▸ **Task to carry out**
Pull every line containing "icon" out of the material below.

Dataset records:
========================================================================

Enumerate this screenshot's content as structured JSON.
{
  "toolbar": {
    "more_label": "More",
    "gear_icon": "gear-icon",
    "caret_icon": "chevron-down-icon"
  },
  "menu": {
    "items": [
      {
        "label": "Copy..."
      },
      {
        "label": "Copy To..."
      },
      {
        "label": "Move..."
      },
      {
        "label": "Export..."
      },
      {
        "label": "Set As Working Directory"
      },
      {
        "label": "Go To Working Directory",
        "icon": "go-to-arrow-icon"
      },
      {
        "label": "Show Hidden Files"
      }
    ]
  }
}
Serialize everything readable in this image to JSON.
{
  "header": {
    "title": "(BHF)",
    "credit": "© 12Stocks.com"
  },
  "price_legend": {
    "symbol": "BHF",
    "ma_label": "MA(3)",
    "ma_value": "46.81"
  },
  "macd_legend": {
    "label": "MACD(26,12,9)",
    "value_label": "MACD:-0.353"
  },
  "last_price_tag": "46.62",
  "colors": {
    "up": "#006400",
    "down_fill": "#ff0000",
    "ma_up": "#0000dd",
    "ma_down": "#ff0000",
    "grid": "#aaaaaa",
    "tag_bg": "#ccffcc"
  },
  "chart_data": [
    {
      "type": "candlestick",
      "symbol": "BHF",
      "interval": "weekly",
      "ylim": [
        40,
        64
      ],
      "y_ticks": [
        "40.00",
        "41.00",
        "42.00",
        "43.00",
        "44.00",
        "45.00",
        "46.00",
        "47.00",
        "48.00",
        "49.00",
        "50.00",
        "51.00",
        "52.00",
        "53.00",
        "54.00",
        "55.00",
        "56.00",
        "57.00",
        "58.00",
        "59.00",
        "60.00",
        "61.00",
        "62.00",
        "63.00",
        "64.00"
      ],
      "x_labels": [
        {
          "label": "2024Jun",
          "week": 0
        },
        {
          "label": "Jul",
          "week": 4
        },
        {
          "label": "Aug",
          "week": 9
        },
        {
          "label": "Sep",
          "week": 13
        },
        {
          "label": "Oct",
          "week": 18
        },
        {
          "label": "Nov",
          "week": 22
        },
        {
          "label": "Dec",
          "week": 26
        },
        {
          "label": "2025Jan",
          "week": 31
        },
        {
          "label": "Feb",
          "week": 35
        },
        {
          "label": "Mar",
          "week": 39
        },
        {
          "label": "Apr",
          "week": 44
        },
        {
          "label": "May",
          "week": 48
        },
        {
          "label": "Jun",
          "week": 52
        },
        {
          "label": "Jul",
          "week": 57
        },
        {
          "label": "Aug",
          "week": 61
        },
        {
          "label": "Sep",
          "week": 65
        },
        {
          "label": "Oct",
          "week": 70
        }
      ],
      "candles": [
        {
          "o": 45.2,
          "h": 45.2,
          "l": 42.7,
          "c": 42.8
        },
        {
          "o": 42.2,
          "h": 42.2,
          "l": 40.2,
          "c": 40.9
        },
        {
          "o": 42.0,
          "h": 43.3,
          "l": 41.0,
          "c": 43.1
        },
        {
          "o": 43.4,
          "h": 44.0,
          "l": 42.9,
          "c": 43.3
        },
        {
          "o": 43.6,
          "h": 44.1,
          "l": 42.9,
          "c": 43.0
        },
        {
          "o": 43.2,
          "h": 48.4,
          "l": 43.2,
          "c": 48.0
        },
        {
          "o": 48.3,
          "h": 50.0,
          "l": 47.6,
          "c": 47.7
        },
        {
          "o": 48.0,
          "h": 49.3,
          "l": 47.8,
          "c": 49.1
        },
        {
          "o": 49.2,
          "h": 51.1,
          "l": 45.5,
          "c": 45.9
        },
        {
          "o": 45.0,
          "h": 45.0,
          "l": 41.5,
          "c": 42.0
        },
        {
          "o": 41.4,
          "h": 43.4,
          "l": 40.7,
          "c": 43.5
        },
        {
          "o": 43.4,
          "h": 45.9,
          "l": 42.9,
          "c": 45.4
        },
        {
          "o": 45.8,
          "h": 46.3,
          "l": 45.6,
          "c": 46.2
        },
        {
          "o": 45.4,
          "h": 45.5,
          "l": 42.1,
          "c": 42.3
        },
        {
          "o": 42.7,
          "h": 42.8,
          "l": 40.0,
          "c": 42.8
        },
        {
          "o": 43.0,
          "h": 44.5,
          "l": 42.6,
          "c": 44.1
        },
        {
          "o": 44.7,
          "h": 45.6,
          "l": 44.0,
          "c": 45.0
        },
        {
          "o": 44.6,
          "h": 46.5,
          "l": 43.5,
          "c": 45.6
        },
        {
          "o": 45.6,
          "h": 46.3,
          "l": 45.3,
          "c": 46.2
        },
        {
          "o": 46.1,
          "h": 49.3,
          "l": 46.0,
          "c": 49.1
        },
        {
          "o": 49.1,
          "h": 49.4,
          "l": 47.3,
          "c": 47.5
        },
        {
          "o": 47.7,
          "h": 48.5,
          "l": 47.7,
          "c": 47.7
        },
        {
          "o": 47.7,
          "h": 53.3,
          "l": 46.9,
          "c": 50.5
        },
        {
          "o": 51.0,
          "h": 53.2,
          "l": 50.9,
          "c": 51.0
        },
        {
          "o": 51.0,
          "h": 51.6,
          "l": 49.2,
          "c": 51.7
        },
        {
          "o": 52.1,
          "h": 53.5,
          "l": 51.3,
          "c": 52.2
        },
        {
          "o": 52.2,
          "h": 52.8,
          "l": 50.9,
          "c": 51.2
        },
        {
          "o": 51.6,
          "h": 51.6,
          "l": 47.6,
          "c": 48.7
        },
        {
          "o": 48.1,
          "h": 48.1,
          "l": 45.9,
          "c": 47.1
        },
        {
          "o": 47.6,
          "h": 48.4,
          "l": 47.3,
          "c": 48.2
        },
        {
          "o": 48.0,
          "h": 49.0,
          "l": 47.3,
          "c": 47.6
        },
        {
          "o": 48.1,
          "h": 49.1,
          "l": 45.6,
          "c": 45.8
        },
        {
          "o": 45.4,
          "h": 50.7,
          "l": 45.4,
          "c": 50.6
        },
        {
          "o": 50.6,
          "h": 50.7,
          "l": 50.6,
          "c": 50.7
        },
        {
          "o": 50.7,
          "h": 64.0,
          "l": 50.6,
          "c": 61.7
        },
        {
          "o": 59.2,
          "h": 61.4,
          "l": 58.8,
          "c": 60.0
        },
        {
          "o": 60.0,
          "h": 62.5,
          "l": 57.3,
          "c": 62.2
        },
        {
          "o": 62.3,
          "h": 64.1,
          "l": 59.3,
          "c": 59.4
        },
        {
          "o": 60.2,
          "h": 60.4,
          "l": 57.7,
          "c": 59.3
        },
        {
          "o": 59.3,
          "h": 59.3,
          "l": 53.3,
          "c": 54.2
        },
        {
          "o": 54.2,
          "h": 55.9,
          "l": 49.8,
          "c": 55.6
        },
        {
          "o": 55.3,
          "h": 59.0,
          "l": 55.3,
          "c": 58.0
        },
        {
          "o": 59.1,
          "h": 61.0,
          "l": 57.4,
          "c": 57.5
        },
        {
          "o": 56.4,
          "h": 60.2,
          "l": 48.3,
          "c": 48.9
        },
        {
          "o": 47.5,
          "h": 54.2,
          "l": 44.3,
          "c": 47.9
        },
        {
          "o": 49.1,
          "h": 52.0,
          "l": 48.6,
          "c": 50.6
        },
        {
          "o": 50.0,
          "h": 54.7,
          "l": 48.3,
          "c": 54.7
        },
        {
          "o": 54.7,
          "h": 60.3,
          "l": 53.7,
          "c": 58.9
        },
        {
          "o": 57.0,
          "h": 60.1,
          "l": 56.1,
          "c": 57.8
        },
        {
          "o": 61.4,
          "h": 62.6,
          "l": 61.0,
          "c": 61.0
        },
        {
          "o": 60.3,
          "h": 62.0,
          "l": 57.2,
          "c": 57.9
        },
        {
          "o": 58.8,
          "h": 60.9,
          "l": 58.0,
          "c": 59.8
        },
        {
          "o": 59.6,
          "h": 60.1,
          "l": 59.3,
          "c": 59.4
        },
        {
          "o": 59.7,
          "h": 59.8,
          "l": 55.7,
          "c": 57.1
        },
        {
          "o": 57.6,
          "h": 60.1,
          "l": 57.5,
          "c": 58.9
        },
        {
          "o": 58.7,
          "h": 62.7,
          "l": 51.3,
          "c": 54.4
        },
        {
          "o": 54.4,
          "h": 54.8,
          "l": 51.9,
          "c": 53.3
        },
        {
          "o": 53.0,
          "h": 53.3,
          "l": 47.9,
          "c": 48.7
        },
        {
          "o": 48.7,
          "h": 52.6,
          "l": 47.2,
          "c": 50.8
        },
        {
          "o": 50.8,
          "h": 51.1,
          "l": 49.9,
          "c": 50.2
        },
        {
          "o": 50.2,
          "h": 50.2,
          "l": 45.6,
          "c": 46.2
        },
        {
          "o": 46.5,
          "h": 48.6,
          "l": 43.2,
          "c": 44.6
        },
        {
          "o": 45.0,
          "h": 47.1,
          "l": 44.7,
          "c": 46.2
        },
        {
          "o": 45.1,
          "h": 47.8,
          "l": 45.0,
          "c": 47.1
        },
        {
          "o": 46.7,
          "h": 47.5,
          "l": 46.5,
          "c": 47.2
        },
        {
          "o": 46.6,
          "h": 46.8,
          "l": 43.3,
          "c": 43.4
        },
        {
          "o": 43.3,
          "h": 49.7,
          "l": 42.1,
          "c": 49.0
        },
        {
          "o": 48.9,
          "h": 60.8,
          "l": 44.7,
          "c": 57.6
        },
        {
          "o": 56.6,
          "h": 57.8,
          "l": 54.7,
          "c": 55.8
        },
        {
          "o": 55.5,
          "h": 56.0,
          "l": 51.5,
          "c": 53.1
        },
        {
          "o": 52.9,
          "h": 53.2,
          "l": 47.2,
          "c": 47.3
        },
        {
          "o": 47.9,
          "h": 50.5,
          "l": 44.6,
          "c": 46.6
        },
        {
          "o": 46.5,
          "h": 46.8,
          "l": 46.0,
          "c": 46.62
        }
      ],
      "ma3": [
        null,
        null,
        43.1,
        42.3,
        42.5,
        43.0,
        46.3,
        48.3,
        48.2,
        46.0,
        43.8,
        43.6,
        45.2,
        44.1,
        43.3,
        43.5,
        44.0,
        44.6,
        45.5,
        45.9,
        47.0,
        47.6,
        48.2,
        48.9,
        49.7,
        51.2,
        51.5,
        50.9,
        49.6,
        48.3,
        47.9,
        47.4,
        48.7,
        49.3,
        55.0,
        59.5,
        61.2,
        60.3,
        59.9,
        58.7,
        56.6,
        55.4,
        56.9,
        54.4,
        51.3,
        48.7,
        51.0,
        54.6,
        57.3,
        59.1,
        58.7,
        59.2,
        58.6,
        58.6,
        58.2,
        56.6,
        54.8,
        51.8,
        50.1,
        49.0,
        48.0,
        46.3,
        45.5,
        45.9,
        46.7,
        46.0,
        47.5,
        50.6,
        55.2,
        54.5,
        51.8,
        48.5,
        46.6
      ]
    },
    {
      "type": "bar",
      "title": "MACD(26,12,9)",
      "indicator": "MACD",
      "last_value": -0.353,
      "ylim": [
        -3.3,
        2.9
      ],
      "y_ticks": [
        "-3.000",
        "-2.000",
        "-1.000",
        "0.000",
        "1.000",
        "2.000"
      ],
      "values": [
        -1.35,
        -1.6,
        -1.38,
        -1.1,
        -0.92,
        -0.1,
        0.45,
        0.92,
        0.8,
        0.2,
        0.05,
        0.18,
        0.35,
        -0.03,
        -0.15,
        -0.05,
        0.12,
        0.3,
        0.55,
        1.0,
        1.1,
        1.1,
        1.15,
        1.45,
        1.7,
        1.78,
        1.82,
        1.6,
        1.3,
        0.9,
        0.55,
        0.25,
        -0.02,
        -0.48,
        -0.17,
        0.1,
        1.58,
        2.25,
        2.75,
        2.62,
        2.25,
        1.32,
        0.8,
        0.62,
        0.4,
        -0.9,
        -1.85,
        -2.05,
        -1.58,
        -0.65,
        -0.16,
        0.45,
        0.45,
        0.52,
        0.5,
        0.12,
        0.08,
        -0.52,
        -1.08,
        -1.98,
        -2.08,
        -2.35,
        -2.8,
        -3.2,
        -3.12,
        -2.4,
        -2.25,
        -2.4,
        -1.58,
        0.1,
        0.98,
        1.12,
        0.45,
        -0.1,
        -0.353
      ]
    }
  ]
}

========================================================================

▸ **Output**
    "gear_icon": "gear-icon",
    "caret_icon": "chevron-down-icon"
        "icon": "go-to-arrow-icon"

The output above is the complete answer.